:: EXTRACTED RECORDS ::

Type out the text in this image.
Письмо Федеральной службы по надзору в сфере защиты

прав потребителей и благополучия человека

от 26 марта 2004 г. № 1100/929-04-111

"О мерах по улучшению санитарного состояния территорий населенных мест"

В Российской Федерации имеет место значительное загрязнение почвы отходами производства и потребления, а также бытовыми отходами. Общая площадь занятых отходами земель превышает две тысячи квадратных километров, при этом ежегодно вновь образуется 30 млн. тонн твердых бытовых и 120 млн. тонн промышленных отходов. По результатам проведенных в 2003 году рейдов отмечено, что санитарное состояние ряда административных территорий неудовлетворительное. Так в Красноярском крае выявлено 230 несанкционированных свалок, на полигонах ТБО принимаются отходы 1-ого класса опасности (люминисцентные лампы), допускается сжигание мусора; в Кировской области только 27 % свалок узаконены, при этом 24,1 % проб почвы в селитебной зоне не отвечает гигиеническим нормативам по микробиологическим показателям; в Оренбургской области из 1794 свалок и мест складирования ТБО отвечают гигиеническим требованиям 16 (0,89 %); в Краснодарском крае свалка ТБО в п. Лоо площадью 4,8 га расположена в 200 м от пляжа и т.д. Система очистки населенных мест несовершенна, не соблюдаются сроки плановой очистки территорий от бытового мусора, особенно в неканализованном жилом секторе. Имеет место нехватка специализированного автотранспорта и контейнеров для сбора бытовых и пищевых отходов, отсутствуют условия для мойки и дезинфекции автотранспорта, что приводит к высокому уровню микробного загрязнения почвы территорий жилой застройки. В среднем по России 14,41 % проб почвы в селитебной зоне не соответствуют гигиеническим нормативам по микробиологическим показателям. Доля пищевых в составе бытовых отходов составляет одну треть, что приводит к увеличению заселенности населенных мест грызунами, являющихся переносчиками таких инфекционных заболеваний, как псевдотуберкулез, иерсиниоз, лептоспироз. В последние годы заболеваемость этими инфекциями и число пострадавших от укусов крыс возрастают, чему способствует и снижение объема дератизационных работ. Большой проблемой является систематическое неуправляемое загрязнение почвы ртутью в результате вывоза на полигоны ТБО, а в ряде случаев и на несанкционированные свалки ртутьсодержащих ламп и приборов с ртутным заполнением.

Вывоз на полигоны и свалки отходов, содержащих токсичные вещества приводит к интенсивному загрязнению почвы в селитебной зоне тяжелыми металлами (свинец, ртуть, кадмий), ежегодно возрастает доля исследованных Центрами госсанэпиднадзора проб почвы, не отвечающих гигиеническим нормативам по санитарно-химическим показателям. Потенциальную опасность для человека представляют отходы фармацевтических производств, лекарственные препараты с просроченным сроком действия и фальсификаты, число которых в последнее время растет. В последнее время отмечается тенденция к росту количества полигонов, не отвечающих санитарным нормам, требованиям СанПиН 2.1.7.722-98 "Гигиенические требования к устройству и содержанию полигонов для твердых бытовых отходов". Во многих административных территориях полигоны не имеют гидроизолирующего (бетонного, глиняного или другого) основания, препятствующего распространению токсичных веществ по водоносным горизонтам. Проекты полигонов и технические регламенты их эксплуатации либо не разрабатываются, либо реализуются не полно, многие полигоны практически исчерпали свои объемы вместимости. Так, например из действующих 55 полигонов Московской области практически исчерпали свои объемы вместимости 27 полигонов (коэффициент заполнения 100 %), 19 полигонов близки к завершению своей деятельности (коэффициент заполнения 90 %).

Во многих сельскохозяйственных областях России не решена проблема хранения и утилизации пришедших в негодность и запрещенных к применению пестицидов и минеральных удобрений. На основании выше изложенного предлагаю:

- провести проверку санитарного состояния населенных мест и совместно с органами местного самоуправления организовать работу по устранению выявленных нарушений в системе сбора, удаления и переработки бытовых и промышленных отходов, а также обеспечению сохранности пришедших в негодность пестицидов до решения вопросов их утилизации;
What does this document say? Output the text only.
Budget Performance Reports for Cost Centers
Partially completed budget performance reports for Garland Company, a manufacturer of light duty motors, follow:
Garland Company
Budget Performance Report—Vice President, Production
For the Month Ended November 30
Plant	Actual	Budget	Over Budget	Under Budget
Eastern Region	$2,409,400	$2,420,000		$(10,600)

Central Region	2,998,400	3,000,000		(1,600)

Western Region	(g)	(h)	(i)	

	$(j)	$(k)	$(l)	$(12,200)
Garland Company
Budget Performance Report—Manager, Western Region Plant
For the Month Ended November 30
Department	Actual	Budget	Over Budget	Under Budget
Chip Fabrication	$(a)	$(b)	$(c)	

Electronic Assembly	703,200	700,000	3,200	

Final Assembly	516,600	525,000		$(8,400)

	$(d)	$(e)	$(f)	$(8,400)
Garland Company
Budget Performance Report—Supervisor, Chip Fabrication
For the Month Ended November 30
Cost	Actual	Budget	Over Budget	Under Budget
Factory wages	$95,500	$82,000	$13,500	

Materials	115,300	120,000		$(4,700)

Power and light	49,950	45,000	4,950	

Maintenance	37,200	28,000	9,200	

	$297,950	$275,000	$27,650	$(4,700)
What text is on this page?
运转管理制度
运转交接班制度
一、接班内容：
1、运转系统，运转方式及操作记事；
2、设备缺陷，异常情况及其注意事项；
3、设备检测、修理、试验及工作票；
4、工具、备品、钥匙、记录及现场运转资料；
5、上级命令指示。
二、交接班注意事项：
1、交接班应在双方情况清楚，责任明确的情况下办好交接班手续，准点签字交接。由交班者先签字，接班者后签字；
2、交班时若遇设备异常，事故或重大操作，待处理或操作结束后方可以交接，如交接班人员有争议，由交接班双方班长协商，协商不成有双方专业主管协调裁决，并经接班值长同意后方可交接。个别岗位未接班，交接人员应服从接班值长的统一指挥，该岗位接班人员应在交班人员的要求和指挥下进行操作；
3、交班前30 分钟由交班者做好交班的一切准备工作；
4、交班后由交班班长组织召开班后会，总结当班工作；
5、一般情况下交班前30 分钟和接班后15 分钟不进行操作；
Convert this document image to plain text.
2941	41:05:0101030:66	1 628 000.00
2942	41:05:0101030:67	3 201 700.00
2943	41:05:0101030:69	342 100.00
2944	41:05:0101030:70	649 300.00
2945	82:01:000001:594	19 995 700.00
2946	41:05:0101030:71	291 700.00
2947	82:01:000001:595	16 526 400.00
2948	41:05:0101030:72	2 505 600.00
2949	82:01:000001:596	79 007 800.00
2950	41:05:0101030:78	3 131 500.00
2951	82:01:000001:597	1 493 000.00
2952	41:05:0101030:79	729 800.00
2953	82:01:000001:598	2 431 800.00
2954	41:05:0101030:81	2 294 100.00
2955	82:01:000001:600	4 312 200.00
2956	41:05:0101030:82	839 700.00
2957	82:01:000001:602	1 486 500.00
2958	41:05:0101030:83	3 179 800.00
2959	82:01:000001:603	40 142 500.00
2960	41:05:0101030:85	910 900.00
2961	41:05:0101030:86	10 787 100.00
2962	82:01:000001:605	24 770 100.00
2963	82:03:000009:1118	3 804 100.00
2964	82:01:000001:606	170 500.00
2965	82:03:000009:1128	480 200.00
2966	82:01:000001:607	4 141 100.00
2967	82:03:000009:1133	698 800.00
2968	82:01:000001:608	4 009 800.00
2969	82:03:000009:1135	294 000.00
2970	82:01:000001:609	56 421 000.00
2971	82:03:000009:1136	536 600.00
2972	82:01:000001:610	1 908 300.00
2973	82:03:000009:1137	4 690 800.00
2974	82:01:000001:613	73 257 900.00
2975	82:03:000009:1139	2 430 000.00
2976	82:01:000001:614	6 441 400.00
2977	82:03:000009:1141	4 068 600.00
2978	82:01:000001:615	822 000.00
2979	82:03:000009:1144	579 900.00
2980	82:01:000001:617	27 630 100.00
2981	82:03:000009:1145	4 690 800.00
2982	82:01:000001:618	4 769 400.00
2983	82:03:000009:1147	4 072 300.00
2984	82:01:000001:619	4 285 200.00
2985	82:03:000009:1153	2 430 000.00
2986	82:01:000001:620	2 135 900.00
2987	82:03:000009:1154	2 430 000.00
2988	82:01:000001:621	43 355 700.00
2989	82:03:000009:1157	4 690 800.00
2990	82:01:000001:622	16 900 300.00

:::

_DIRECTIONS FOR THIS TASK:_ Give back, exactly as written, the lines from the one with "Convert this document image to plain text." to the last line.

_SOLUTION TO THE PROBLEM:_
Convert this document image to plain text.
2941	41:05:0101030:66	1 628 000.00
2942	41:05:0101030:67	3 201 700.00
2943	41:05:0101030:69	342 100.00
2944	41:05:0101030:70	649 300.00
2945	82:01:000001:594	19 995 700.00
2946	41:05:0101030:71	291 700.00
2947	82:01:000001:595	16 526 400.00
2948	41:05:0101030:72	2 505 600.00
2949	82:01:000001:596	79 007 800.00
2950	41:05:0101030:78	3 131 500.00
2951	82:01:000001:597	1 493 000.00
2952	41:05:0101030:79	729 800.00
2953	82:01:000001:598	2 431 800.00
2954	41:05:0101030:81	2 294 100.00
2955	82:01:000001:600	4 312 200.00
2956	41:05:0101030:82	839 700.00
2957	82:01:000001:602	1 486 500.00
2958	41:05:0101030:83	3 179 800.00
2959	82:01:000001:603	40 142 500.00
2960	41:05:0101030:85	910 900.00
2961	41:05:0101030:86	10 787 100.00
2962	82:01:000001:605	24 770 100.00
2963	82:03:000009:1118	3 804 100.00
2964	82:01:000001:606	170 500.00
2965	82:03:000009:1128	480 200.00
2966	82:01:000001:607	4 141 100.00
2967	82:03:000009:1133	698 800.00
2968	82:01:000001:608	4 009 800.00
2969	82:03:000009:1135	294 000.00
2970	82:01:000001:609	56 421 000.00
2971	82:03:000009:1136	536 600.00
2972	82:01:000001:610	1 908 300.00
2973	82:03:000009:1137	4 690 800.00
2974	82:01:000001:613	73 257 900.00
2975	82:03:000009:1139	2 430 000.00
2976	82:01:000001:614	6 441 400.00
2977	82:03:000009:1141	4 068 600.00
2978	82:01:000001:615	822 000.00
2979	82:03:000009:1144	579 900.00
2980	82:01:000001:617	27 630 100.00
2981	82:03:000009:1145	4 690 800.00
2982	82:01:000001:618	4 769 400.00
2983	82:03:000009:1147	4 072 300.00
2984	82:01:000001:619	4 285 200.00
2985	82:03:000009:1153	2 430 000.00
2986	82:01:000001:620	2 135 900.00
2987	82:03:000009:1154	2 430 000.00
2988	82:01:000001:621	43 355 700.00
2989	82:03:000009:1157	4 690 800.00
2990	82:01:000001:622	16 900 300.00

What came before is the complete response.